Stored items:
□ □ □ □ □ □ □
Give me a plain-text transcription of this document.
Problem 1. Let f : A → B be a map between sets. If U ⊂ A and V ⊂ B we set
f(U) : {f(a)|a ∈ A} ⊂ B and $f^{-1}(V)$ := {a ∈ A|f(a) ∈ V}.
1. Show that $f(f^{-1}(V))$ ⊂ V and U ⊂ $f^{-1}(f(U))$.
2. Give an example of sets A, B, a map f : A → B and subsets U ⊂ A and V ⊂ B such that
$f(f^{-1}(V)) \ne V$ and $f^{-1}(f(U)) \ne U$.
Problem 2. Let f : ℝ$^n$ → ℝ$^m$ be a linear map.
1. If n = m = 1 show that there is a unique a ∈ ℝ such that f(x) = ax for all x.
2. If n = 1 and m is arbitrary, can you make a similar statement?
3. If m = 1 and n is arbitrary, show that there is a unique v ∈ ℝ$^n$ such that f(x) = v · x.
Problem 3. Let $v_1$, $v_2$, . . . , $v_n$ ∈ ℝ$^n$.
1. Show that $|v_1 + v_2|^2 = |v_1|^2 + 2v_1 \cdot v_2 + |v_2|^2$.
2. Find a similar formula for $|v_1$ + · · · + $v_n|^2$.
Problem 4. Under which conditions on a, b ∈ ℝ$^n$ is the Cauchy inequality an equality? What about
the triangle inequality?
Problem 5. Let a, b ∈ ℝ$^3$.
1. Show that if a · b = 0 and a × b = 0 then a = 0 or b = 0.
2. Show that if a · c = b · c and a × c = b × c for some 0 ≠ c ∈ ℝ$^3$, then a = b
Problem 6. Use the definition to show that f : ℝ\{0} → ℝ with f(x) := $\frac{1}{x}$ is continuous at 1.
□ □ □ □ □ □ □
| Instructions for the task |
Your answer should be a single number: the count of lines in the entries that contain the word "unique".

| Correct answer |
2